### Task to complete
Retype each line of the material exactly, please, skipping any picture in it.

(Rows from a dataset)

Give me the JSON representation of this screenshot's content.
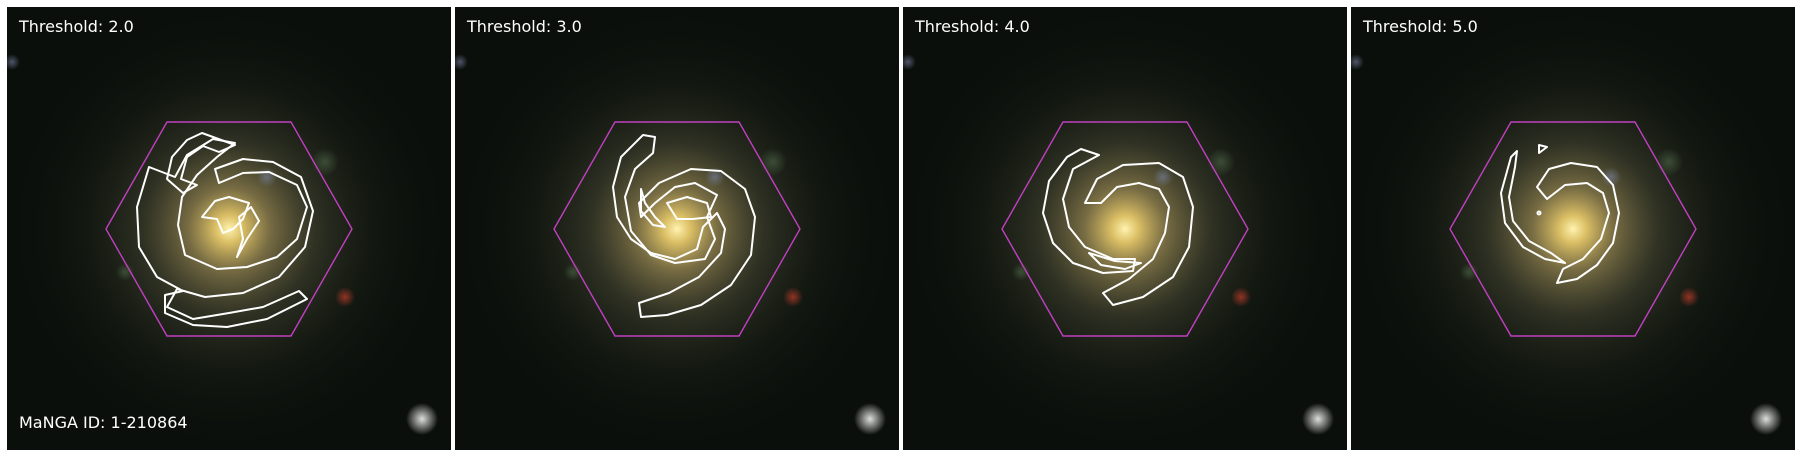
{
  "panels": [
    {
      "threshold_label": "Threshold: 2.0"
    },
    {
      "threshold_label": "Threshold: 3.0"
    },
    {
      "threshold_label": "Threshold: 4.0"
    },
    {
      "threshold_label": "Threshold: 5.0"
    }
  ],
  "manga_id_label": "MaNGA ID: 1-210864",
  "colors": {
    "hexagon": "#c040c0",
    "contour": "#ffffff",
    "background": "#0a0d0a"
  },
  "icons": [
    "galaxy-image",
    "ifu-hexagon",
    "spiral-arm-contour"
  ]
}
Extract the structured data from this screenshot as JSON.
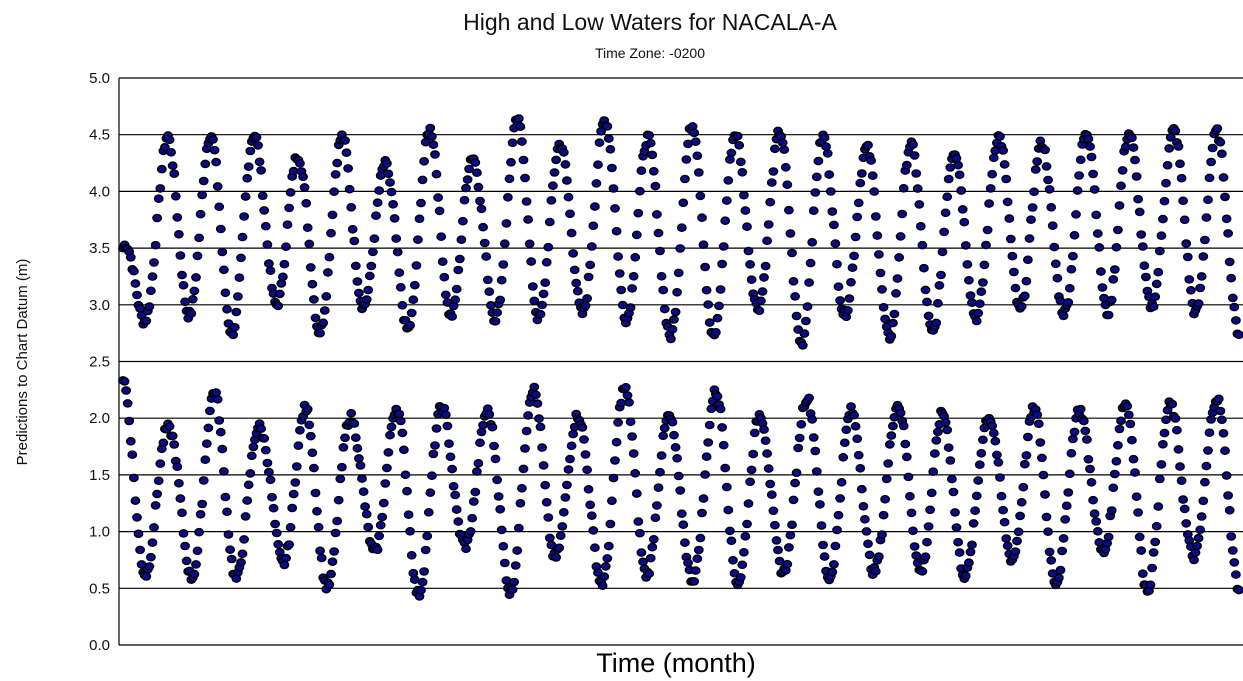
{
  "chart_data": {
    "type": "scatter",
    "title": "High and Low Waters for NACALA-A",
    "subtitle": "Time Zone: -0200",
    "xlabel": "Time (month)",
    "ylabel": "Predictions to Chart Datum (m)",
    "ylim": [
      0,
      5
    ],
    "yticks": [
      "0.0",
      "0.5",
      "1.0",
      "1.5",
      "2.0",
      "2.5",
      "3.0",
      "3.5",
      "4.0",
      "4.5",
      "5.0"
    ],
    "grid": true,
    "marker_color": "#0a0a8f",
    "series": [
      {
        "high_water_peaks": [
          3.5,
          4.5,
          4.5,
          4.5,
          4.3,
          4.5,
          4.2,
          4.6,
          4.25,
          4.7,
          4.35,
          4.7,
          4.4,
          4.65,
          4.45,
          4.55,
          4.45,
          4.35,
          4.45,
          4.3,
          4.6,
          4.3,
          4.7,
          4.35,
          4.7,
          4.35
        ],
        "high_water_troughs": [
          2.7,
          3.05,
          2.65,
          3.05,
          2.75,
          3.0,
          2.75,
          2.95,
          2.85,
          2.9,
          2.95,
          2.75,
          2.65,
          3.0,
          2.65,
          2.95,
          2.65,
          2.8,
          2.95,
          2.95,
          2.9,
          3.0,
          2.95,
          2.75
        ],
        "low_water_peaks": [
          2.35,
          1.9,
          2.25,
          1.9,
          2.1,
          2.0,
          2.1,
          2.1,
          2.05,
          2.3,
          1.95,
          2.35,
          1.9,
          2.35,
          1.9,
          2.3,
          1.95,
          2.2,
          1.95,
          2.05,
          2.1,
          2.05,
          2.2,
          2.05,
          2.3
        ],
        "low_water_troughs": [
          0.55,
          0.7,
          0.45,
          0.85,
          0.4,
          0.9,
          0.4,
          0.9,
          0.45,
          0.8,
          0.5,
          0.65,
          0.55,
          0.55,
          0.7,
          0.5,
          0.8,
          0.45,
          0.9,
          0.45,
          0.9,
          0.45,
          0.8,
          0.5
        ]
      }
    ]
  }
}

### Answer to the task
Give me the JSON representation of this screenshot's content.
{
  "panels": [
    {
      "threshold_label": "Threshold: 2.0"
    },
    {
      "threshold_label": "Threshold: 3.0"
    },
    {
      "threshold_label": "Threshold: 4.0"
    },
    {
      "threshold_label": "Threshold: 5.0"
    }
  ],
  "manga_id_label": "MaNGA ID: 1-210864",
  "colors": {
    "hexagon": "#c040c0",
    "contour": "#ffffff",
    "background": "#0a0d0a"
  },
  "icons": [
    "galaxy-image",
    "ifu-hexagon",
    "spiral-arm-contour"
  ]
}
Extract the structured data from this screenshot as JSON.
{
  "chart_data": {
    "type": "scatter",
    "title": "High and Low Waters for NACALA-A",
    "subtitle": "Time Zone: -0200",
    "xlabel": "Time (month)",
    "ylabel": "Predictions to Chart Datum (m)",
    "ylim": [
      0,
      5
    ],
    "yticks": [
      "0.0",
      "0.5",
      "1.0",
      "1.5",
      "2.0",
      "2.5",
      "3.0",
      "3.5",
      "4.0",
      "4.5",
      "5.0"
    ],
    "grid": true,
    "marker_color": "#0a0a8f",
    "series": [
      {
        "high_water_peaks": [
          3.5,
          4.5,
          4.5,
          4.5,
          4.3,
          4.5,
          4.2,
          4.6,
          4.25,
          4.7,
          4.35,
          4.7,
          4.4,
          4.65,
          4.45,
          4.55,
          4.45,
          4.35,
          4.45,
          4.3,
          4.6,
          4.3,
          4.7,
          4.35,
          4.7,
          4.35
        ],
        "high_water_troughs": [
          2.7,
          3.05,
          2.65,
          3.05,
          2.75,
          3.0,
          2.75,
          2.95,
          2.85,
          2.9,
          2.95,
          2.75,
          2.65,
          3.0,
          2.65,
          2.95,
          2.65,
          2.8,
          2.95,
          2.95,
          2.9,
          3.0,
          2.95,
          2.75
        ],
        "low_water_peaks": [
          2.35,
          1.9,
          2.25,
          1.9,
          2.1,
          2.0,
          2.1,
          2.1,
          2.05,
          2.3,
          1.95,
          2.35,
          1.9,
          2.35,
          1.9,
          2.3,
          1.95,
          2.2,
          1.95,
          2.05,
          2.1,
          2.05,
          2.2,
          2.05,
          2.3
        ],
        "low_water_troughs": [
          0.55,
          0.7,
          0.45,
          0.85,
          0.4,
          0.9,
          0.4,
          0.9,
          0.45,
          0.8,
          0.5,
          0.65,
          0.55,
          0.55,
          0.7,
          0.5,
          0.8,
          0.45,
          0.9,
          0.45,
          0.9,
          0.45,
          0.8,
          0.5
        ]
      }
    ]
  }
}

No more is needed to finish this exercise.